- _WRITTEN TASK_: Reproduce the material exactly, omitting nothing.

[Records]
++++

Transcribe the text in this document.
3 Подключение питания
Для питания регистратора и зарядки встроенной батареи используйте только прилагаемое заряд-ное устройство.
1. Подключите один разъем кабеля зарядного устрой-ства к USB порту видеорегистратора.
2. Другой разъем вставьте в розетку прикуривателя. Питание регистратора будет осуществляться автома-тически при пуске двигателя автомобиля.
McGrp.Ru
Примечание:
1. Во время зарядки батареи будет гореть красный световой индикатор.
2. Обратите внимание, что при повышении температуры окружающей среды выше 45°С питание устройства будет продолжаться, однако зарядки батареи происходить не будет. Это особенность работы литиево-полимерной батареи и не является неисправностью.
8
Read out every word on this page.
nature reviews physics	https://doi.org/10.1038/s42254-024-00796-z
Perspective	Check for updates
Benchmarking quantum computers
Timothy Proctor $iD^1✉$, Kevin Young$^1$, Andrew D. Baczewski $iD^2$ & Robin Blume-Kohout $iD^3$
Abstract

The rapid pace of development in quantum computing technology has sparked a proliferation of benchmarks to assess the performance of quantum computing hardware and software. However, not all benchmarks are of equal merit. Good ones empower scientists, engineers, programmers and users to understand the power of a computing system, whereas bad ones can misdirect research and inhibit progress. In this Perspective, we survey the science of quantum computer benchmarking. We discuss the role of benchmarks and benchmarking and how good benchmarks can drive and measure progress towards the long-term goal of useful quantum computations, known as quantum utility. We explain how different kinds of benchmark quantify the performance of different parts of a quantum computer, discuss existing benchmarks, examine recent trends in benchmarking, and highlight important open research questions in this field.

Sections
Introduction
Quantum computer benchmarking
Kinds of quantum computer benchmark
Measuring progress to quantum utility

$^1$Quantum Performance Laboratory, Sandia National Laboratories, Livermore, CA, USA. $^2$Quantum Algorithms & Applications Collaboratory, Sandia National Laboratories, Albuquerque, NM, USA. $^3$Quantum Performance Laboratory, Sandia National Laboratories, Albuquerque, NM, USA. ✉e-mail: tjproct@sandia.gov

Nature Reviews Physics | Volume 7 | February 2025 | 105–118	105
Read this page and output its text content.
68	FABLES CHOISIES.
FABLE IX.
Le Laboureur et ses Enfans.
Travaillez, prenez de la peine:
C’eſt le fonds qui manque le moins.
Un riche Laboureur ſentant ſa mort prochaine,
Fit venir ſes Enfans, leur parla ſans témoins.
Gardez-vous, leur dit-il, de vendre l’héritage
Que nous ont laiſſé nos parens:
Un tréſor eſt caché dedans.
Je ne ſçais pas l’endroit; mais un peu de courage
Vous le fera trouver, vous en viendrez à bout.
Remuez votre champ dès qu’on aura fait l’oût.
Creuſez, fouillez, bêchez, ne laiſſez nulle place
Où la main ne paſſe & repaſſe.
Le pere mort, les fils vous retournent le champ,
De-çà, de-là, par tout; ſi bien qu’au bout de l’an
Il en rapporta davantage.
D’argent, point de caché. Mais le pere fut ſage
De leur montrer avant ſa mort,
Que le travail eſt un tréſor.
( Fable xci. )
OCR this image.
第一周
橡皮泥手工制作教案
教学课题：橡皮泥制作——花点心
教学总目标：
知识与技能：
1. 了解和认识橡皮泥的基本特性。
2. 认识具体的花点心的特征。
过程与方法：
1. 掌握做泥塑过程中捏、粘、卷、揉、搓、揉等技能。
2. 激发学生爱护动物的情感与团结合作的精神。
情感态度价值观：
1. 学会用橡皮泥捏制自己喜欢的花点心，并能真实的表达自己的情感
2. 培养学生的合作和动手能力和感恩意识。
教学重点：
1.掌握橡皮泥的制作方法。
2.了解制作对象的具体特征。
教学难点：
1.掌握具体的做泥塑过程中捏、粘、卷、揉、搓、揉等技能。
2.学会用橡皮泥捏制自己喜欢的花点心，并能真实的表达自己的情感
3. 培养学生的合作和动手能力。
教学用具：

++++

- _RIGHT ANSWER_:
Transcribe the text in this document.
3 Подключение питания
Для питания регистратора и зарядки встроенной батареи используйте только прилагаемое заряд-ное устройство.
1. Подключите один разъем кабеля зарядного устрой-ства к USB порту видеорегистратора.
2. Другой разъем вставьте в розетку прикуривателя. Питание регистратора будет осуществляться автома-тически при пуске двигателя автомобиля.
McGrp.Ru
Примечание:
1. Во время зарядки батареи будет гореть красный световой индикатор.
2. Обратите внимание, что при повышении температуры окружающей среды выше 45°С питание устройства будет продолжаться, однако зарядки батареи происходить не будет. Это особенность работы литиево-полимерной батареи и не является неисправностью.
8
Read out every word on this page.
nature reviews physics	https://doi.org/10.1038/s42254-024-00796-z
Perspective	Check for updates
Benchmarking quantum computers
Timothy Proctor $iD^1✉$, Kevin Young$^1$, Andrew D. Baczewski $iD^2$ & Robin Blume-Kohout $iD^3$
Abstract

The rapid pace of development in quantum computing technology has sparked a proliferation of benchmarks to assess the performance of quantum computing hardware and software. However, not all benchmarks are of equal merit. Good ones empower scientists, engineers, programmers and users to understand the power of a computing system, whereas bad ones can misdirect research and inhibit progress. In this Perspective, we survey the science of quantum computer benchmarking. We discuss the role of benchmarks and benchmarking and how good benchmarks can drive and measure progress towards the long-term goal of useful quantum computations, known as quantum utility. We explain how different kinds of benchmark quantify the performance of different parts of a quantum computer, discuss existing benchmarks, examine recent trends in benchmarking, and highlight important open research questions in this field.

Sections
Introduction
Quantum computer benchmarking
Kinds of quantum computer benchmark
Measuring progress to quantum utility

$^1$Quantum Performance Laboratory, Sandia National Laboratories, Livermore, CA, USA. $^2$Quantum Algorithms & Applications Collaboratory, Sandia National Laboratories, Albuquerque, NM, USA. $^3$Quantum Performance Laboratory, Sandia National Laboratories, Albuquerque, NM, USA. ✉e-mail: tjproct@sandia.gov

Nature Reviews Physics | Volume 7 | February 2025 | 105–118	105
Read this page and output its text content.
68	FABLES CHOISIES.
FABLE IX.
Le Laboureur et ses Enfans.
Travaillez, prenez de la peine:
C’eſt le fonds qui manque le moins.
Un riche Laboureur ſentant ſa mort prochaine,
Fit venir ſes Enfans, leur parla ſans témoins.
Gardez-vous, leur dit-il, de vendre l’héritage
Que nous ont laiſſé nos parens:
Un tréſor eſt caché dedans.
Je ne ſçais pas l’endroit; mais un peu de courage
Vous le fera trouver, vous en viendrez à bout.
Remuez votre champ dès qu’on aura fait l’oût.
Creuſez, fouillez, bêchez, ne laiſſez nulle place
Où la main ne paſſe & repaſſe.
Le pere mort, les fils vous retournent le champ,
De-çà, de-là, par tout; ſi bien qu’au bout de l’an
Il en rapporta davantage.
D’argent, point de caché. Mais le pere fut ſage
De leur montrer avant ſa mort,
Que le travail eſt un tréſor.
( Fable xci. )
OCR this image.
第一周
橡皮泥手工制作教案
教学课题：橡皮泥制作——花点心
教学总目标：
知识与技能：
1. 了解和认识橡皮泥的基本特性。
2. 认识具体的花点心的特征。
过程与方法：
1. 掌握做泥塑过程中捏、粘、卷、揉、搓、揉等技能。
2. 激发学生爱护动物的情感与团结合作的精神。
情感态度价值观：
1. 学会用橡皮泥捏制自己喜欢的花点心，并能真实的表达自己的情感
2. 培养学生的合作和动手能力和感恩意识。
教学重点：
1.掌握橡皮泥的制作方法。
2.了解制作对象的具体特征。
教学难点：
1.掌握具体的做泥塑过程中捏、粘、卷、揉、搓、揉等技能。
2.学会用橡皮泥捏制自己喜欢的花点心，并能真实的表达自己的情感
3. 培养学生的合作和动手能力。
教学用具：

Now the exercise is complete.